Provide the records once more, identical to the original.

-- begin --

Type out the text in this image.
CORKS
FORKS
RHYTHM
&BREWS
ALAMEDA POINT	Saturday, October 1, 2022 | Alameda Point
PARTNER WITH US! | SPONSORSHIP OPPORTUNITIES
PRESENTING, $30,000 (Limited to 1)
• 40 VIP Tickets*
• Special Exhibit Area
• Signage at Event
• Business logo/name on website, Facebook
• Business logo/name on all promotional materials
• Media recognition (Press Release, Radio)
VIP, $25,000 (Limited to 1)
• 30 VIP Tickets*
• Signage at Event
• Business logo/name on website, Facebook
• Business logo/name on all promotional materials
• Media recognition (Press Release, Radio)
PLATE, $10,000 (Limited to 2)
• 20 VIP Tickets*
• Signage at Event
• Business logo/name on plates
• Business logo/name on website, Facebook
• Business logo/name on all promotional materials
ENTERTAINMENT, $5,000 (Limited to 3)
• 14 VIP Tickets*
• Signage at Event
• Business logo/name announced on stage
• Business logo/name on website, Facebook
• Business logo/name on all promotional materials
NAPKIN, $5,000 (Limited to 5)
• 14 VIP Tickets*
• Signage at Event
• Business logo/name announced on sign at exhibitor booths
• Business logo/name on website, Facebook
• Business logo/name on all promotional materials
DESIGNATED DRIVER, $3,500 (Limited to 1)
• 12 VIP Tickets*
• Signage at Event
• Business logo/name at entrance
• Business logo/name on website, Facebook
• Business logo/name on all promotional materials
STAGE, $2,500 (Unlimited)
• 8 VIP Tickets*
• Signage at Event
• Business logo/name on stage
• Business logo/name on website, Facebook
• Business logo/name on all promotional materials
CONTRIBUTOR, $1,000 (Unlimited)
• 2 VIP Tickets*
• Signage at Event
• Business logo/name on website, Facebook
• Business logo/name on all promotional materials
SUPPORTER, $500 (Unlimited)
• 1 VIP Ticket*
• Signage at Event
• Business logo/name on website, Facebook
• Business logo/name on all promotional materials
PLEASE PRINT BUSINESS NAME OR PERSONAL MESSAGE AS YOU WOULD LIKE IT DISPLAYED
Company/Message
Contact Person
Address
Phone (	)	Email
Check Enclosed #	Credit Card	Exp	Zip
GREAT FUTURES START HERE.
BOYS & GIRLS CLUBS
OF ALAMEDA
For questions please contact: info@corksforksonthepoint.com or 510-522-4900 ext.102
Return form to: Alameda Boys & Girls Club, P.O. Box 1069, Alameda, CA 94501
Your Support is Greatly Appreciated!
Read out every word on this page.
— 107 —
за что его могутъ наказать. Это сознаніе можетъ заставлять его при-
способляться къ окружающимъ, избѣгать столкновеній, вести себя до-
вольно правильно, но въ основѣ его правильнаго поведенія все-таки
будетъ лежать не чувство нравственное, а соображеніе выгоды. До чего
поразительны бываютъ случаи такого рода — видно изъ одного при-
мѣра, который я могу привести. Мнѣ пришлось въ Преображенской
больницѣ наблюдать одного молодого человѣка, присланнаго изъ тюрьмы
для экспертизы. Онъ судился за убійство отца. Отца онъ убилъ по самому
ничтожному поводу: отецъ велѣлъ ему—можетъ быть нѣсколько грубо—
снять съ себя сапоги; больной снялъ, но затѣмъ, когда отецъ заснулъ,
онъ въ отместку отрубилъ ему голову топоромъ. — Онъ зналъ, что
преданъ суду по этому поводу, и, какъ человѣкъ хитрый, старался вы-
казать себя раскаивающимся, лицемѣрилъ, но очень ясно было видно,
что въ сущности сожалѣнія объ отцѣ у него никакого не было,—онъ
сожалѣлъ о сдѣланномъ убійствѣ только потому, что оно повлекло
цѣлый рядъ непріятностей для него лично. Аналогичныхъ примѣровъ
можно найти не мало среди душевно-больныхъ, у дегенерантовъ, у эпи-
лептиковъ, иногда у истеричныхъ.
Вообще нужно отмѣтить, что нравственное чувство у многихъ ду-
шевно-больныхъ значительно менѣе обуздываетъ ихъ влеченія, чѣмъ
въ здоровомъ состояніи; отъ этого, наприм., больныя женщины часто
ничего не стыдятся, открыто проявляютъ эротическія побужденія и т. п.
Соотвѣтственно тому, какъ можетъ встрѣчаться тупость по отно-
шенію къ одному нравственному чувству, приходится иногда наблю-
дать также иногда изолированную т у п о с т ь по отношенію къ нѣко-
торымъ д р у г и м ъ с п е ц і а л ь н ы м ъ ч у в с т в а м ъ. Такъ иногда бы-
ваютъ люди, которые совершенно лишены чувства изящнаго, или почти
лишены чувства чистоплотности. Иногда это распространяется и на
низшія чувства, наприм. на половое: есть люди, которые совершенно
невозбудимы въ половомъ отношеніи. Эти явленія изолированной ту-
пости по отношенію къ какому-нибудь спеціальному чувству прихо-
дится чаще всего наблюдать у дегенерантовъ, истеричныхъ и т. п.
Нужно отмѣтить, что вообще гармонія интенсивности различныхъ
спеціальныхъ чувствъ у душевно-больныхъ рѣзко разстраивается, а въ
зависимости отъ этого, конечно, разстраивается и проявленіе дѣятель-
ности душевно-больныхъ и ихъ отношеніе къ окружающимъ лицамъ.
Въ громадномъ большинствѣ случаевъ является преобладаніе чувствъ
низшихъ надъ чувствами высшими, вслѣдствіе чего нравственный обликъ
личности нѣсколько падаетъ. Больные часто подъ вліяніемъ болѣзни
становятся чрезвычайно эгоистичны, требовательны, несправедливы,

-- end --

**Response below**
Type out the text in this image.
CORKS
FORKS
RHYTHM
&BREWS
ALAMEDA POINT	Saturday, October 1, 2022 | Alameda Point
PARTNER WITH US! | SPONSORSHIP OPPORTUNITIES
PRESENTING, $30,000 (Limited to 1)
• 40 VIP Tickets*
• Special Exhibit Area
• Signage at Event
• Business logo/name on website, Facebook
• Business logo/name on all promotional materials
• Media recognition (Press Release, Radio)
VIP, $25,000 (Limited to 1)
• 30 VIP Tickets*
• Signage at Event
• Business logo/name on website, Facebook
• Business logo/name on all promotional materials
• Media recognition (Press Release, Radio)
PLATE, $10,000 (Limited to 2)
• 20 VIP Tickets*
• Signage at Event
• Business logo/name on plates
• Business logo/name on website, Facebook
• Business logo/name on all promotional materials
ENTERTAINMENT, $5,000 (Limited to 3)
• 14 VIP Tickets*
• Signage at Event
• Business logo/name announced on stage
• Business logo/name on website, Facebook
• Business logo/name on all promotional materials
NAPKIN, $5,000 (Limited to 5)
• 14 VIP Tickets*
• Signage at Event
• Business logo/name announced on sign at exhibitor booths
• Business logo/name on website, Facebook
• Business logo/name on all promotional materials
DESIGNATED DRIVER, $3,500 (Limited to 1)
• 12 VIP Tickets*
• Signage at Event
• Business logo/name at entrance
• Business logo/name on website, Facebook
• Business logo/name on all promotional materials
STAGE, $2,500 (Unlimited)
• 8 VIP Tickets*
• Signage at Event
• Business logo/name on stage
• Business logo/name on website, Facebook
• Business logo/name on all promotional materials
CONTRIBUTOR, $1,000 (Unlimited)
• 2 VIP Tickets*
• Signage at Event
• Business logo/name on website, Facebook
• Business logo/name on all promotional materials
SUPPORTER, $500 (Unlimited)
• 1 VIP Ticket*
• Signage at Event
• Business logo/name on website, Facebook
• Business logo/name on all promotional materials
PLEASE PRINT BUSINESS NAME OR PERSONAL MESSAGE AS YOU WOULD LIKE IT DISPLAYED
Company/Message
Contact Person
Address
Phone (	)	Email
Check Enclosed #	Credit Card	Exp	Zip
GREAT FUTURES START HERE.
BOYS & GIRLS CLUBS
OF ALAMEDA
For questions please contact: info@corksforksonthepoint.com or 510-522-4900 ext.102
Return form to: Alameda Boys & Girls Club, P.O. Box 1069, Alameda, CA 94501
Your Support is Greatly Appreciated!
Read out every word on this page.
— 107 —
за что его могутъ наказать. Это сознаніе можетъ заставлять его при-
способляться къ окружающимъ, избѣгать столкновеній, вести себя до-
вольно правильно, но въ основѣ его правильнаго поведенія все-таки
будетъ лежать не чувство нравственное, а соображеніе выгоды. До чего
поразительны бываютъ случаи такого рода — видно изъ одного при-
мѣра, который я могу привести. Мнѣ пришлось въ Преображенской
больницѣ наблюдать одного молодого человѣка, присланнаго изъ тюрьмы
для экспертизы. Онъ судился за убійство отца. Отца онъ убилъ по самому
ничтожному поводу: отецъ велѣлъ ему—можетъ быть нѣсколько грубо—
снять съ себя сапоги; больной снялъ, но затѣмъ, когда отецъ заснулъ,
онъ въ отместку отрубилъ ему голову топоромъ. — Онъ зналъ, что
преданъ суду по этому поводу, и, какъ человѣкъ хитрый, старался вы-
казать себя раскаивающимся, лицемѣрилъ, но очень ясно было видно,
что въ сущности сожалѣнія объ отцѣ у него никакого не было,—онъ
сожалѣлъ о сдѣланномъ убійствѣ только потому, что оно повлекло
цѣлый рядъ непріятностей для него лично. Аналогичныхъ примѣровъ
можно найти не мало среди душевно-больныхъ, у дегенерантовъ, у эпи-
лептиковъ, иногда у истеричныхъ.
Вообще нужно отмѣтить, что нравственное чувство у многихъ ду-
шевно-больныхъ значительно менѣе обуздываетъ ихъ влеченія, чѣмъ
въ здоровомъ состояніи; отъ этого, наприм., больныя женщины часто
ничего не стыдятся, открыто проявляютъ эротическія побужденія и т. п.
Соотвѣтственно тому, какъ можетъ встрѣчаться тупость по отно-
шенію къ одному нравственному чувству, приходится иногда наблю-
дать также иногда изолированную т у п о с т ь по отношенію къ нѣко-
торымъ д р у г и м ъ с п е ц і а л ь н ы м ъ ч у в с т в а м ъ. Такъ иногда бы-
ваютъ люди, которые совершенно лишены чувства изящнаго, или почти
лишены чувства чистоплотности. Иногда это распространяется и на
низшія чувства, наприм. на половое: есть люди, которые совершенно
невозбудимы въ половомъ отношеніи. Эти явленія изолированной ту-
пости по отношенію къ какому-нибудь спеціальному чувству прихо-
дится чаще всего наблюдать у дегенерантовъ, истеричныхъ и т. п.
Нужно отмѣтить, что вообще гармонія интенсивности различныхъ
спеціальныхъ чувствъ у душевно-больныхъ рѣзко разстраивается, а въ
зависимости отъ этого, конечно, разстраивается и проявленіе дѣятель-
ности душевно-больныхъ и ихъ отношеніе къ окружающимъ лицамъ.
Въ громадномъ большинствѣ случаевъ является преобладаніе чувствъ
низшихъ надъ чувствами высшими, вслѣдствіе чего нравственный обликъ
личности нѣсколько падаетъ. Больные часто подъ вліяніемъ болѣзни
становятся чрезвычайно эгоистичны, требовательны, несправедливы,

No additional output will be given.